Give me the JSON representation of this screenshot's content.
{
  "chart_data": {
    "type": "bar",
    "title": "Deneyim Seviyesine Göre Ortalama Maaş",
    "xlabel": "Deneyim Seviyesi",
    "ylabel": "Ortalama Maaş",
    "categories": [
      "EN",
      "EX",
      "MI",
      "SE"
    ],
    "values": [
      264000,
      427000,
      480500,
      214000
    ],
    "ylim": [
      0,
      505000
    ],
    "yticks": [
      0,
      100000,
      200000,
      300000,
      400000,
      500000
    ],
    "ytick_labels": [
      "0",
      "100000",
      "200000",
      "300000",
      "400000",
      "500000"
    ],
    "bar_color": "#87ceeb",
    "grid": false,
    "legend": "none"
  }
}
◇ ◇ ◇ ◇ ◇ ◇ ◇
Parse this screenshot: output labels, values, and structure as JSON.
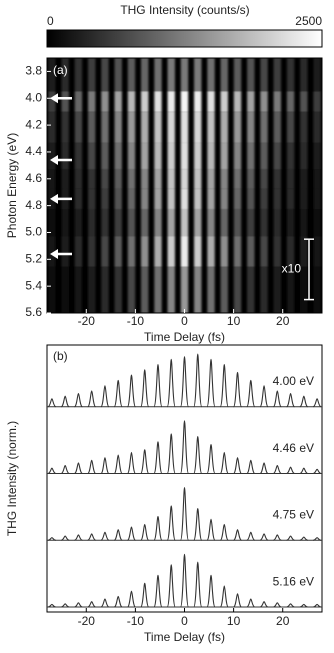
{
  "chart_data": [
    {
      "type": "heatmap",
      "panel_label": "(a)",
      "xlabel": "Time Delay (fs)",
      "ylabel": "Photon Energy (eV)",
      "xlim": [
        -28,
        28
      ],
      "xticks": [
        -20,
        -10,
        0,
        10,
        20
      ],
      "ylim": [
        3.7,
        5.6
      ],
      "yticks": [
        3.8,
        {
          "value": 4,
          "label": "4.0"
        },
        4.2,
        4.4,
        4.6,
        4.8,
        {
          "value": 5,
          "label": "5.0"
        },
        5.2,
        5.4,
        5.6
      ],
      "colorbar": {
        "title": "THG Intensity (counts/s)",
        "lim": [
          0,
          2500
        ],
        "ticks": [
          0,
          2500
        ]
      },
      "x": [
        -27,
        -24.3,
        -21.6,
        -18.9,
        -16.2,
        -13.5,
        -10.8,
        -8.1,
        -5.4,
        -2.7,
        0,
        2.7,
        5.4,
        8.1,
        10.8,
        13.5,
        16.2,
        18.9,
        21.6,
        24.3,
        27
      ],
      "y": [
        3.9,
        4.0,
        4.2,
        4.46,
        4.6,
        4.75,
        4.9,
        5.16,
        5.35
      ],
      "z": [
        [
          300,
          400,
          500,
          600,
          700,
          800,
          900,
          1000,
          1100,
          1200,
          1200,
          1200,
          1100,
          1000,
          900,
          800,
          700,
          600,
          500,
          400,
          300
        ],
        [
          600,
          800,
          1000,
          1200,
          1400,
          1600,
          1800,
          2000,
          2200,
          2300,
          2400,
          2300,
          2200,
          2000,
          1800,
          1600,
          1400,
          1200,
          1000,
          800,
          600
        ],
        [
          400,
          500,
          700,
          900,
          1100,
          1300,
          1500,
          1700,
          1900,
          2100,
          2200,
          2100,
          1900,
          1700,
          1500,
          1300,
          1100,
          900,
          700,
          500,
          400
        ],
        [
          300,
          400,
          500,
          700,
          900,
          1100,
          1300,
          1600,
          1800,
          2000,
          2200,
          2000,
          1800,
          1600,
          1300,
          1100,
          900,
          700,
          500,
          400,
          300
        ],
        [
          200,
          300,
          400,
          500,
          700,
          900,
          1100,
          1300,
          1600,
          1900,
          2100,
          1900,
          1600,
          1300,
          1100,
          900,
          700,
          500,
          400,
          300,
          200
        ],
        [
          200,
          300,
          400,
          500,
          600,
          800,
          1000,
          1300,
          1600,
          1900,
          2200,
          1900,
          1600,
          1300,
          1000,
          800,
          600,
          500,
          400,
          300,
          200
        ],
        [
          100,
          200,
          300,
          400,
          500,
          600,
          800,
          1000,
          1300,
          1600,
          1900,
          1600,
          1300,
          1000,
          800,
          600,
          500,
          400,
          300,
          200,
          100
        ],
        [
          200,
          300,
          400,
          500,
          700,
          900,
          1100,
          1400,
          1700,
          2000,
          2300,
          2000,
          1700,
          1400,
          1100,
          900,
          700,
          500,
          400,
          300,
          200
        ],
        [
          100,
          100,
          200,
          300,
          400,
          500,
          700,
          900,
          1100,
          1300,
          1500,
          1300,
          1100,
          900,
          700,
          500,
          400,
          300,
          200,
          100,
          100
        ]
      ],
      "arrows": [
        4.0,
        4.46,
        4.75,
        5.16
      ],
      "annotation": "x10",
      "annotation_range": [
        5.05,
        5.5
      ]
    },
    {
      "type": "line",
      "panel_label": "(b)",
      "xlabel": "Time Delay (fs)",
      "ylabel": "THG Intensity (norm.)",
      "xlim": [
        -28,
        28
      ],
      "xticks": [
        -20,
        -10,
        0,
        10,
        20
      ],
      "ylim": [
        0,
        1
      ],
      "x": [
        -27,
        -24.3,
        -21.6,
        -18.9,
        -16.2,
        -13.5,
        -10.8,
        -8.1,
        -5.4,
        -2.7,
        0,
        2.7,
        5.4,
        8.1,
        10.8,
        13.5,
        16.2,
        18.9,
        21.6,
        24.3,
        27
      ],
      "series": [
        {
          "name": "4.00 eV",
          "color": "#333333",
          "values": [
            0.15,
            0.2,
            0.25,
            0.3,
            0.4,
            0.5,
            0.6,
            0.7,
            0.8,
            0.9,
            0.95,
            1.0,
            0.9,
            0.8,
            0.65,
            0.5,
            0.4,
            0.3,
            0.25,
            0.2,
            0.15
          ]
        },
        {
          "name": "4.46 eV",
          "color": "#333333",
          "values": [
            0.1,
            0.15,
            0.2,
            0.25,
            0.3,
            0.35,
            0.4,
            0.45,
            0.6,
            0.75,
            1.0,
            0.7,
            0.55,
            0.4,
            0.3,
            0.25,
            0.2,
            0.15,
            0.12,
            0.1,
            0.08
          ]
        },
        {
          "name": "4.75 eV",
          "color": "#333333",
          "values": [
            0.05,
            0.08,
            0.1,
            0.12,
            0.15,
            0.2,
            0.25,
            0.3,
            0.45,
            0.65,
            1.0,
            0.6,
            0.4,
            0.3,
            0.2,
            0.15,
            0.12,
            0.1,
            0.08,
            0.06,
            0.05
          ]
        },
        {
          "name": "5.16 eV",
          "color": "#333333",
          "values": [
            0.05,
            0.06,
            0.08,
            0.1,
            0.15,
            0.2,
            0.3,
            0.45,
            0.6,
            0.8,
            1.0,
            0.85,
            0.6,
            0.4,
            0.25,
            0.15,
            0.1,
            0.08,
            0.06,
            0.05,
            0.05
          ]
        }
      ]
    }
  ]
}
◇ ◇ ◇ ◇ ◇ ◇ ◇
PROBLEM - Copy down every line of the material above that includes the string "title".

SOLUTION FOR THIS PROBLEM -
    "title": "Deneyim Seviyesine Göre Ortalama Maaş",
        "title": "THG Intensity (counts/s)",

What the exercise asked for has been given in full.